## [Given problem A]
Name every distinct Ubuntu release number mentioned in the Ubuntu 13.10 message, in order of first appearance.
## [Given problem B]
Output the part of the Ubuntu 13.10 message that opens with the words containing "On 10/19/2013 09:32" and closes with "boot left unharmed.".

## [Source document]
+++

[ale] Ubuntu Desktop 13.10
JD
jdp at algoloma.com
Sat Oct 19 10:36:39 EDT 2013
Hi Ed,
Is Canonical still tracking users by default? I was under the impression that
any release after 12.04 had tracking included.
On 10/19/2013 09:32 AM, Edward Holcroft wrote:
> Just upgraded my 3 home Ubuntu boxes to 13.10.
>
> Was a seamless upgrade on 2 machines (64 bit). On one 8 year-old notebook that
> gets used heavily for Facebook etc every day (32 bit) everything froze up half
> way through. It seemed like the CPU became overheated during installation - was
> very hot to the touch. Could run a command line and top did not reveal anything
> out of the ordinary like a CPU spike. I was unable to get dpkg to release the
> sources.list file no matter what kills I tried, so did a reboot followed by
> live-DVD repair. The repair option is pretty impressive - found the broken 13.10
> installation and fixed it while keeping all data files intact as well as the
> Doze 7 on dual boot left unharmed.
>
> Seems to be a minor upgrade, I'm not seeing any real visual differences, other
> than a bunch of new lenses, which I don't really use extensively. New kernel of
> course, and latest versions of various apps. This leads me to think about 14.04,
> which I would guess, would be another minor upgrade, given that it's LTS. If
> that's the case, and I cannot see Canonical going ott on an LTS release, it'd
> make for two fairly boring releases consecutively, which is interesting given
> the recent releases that have been bleeding edge to the point of being
> sub-functional if not broken in some areas. I'm kinda pleased they focused on
> just getting things stable rather than going with the threatened move to Mir at
> this point. I recently switched my work desktop to Wheezy stable (bit of an
> overreaction I guess, I could've dropped back to 12.04 or so, but I've always
> wanted to try a Debian desktop) 'cos Unity was just breaking on me way too
> often. It'll be really interesting/surprising if they bring Mir in for 14.04.
>
> On the 32 bit version, Chrome still seems to be broken. This issue from 13.04 is
> still there:
>
> http://askubuntu.com/questions/359530/google-chrome-update-wont-install-due-to-unmet-dependencies
>
> Although you can make it work if you try, it'd be nice to see a fixed version
> released.

+++

## [Stored entries]
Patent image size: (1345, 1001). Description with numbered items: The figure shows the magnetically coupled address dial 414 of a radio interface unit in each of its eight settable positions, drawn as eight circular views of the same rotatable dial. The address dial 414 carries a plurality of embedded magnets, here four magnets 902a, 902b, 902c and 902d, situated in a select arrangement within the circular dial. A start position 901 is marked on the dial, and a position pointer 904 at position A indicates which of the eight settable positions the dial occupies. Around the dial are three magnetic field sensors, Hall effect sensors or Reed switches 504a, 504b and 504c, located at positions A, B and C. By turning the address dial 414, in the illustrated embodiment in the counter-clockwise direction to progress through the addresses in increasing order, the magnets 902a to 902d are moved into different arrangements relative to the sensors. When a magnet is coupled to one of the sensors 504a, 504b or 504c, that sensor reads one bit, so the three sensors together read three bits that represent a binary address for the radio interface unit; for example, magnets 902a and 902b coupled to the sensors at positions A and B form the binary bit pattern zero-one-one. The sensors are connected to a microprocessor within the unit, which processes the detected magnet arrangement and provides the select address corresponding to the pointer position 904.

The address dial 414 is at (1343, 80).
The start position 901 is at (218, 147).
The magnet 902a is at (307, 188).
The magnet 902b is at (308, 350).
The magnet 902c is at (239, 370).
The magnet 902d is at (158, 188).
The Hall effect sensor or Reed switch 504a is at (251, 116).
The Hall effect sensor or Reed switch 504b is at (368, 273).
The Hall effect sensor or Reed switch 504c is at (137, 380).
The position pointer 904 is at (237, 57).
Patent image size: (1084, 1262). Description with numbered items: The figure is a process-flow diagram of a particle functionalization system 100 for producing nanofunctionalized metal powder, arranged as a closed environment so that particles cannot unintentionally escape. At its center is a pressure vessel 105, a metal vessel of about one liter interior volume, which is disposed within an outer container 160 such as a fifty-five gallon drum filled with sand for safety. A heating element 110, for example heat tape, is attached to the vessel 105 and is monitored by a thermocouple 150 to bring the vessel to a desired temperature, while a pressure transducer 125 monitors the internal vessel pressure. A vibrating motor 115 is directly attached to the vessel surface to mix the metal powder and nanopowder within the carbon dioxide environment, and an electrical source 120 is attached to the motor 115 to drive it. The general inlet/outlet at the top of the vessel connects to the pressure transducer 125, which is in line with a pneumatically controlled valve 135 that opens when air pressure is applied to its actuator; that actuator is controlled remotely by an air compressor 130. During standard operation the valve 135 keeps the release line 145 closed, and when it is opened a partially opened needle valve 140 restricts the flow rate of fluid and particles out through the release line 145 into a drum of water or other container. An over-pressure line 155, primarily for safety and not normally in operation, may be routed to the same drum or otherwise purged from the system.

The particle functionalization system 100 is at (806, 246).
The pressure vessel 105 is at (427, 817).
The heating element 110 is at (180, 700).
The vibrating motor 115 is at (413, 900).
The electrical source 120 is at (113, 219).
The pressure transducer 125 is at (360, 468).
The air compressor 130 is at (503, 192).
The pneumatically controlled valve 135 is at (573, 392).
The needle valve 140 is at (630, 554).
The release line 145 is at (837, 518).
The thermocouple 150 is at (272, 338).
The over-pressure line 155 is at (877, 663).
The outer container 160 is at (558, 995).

+++

## [Problem solution A]
13.10, 12.04, 14.04, 13.04

## [Problem solution B]
On 10/19/2013 09:32 AM, Edward Holcroft wrote:
> Just upgraded my 3 home Ubuntu boxes to 13.10.
>
> Was a seamless upgrade on 2 machines (64 bit). On one 8 year-old notebook that
> gets used heavily for Facebook etc every day (32 bit) everything froze up half
> way through. It seemed like the CPU became overheated during installation - was
> very hot to the touch. Could run a command line and top did not reveal anything
> out of the ordinary like a CPU spike. I was unable to get dpkg to release the
> sources.list file no matter what kills I tried, so did a reboot followed by
> live-DVD repair. The repair option is pretty impressive - found the broken 13.10
> installation and fixed it while keeping all data files intact as well as the
> Doze 7 on dual boot left unharmed.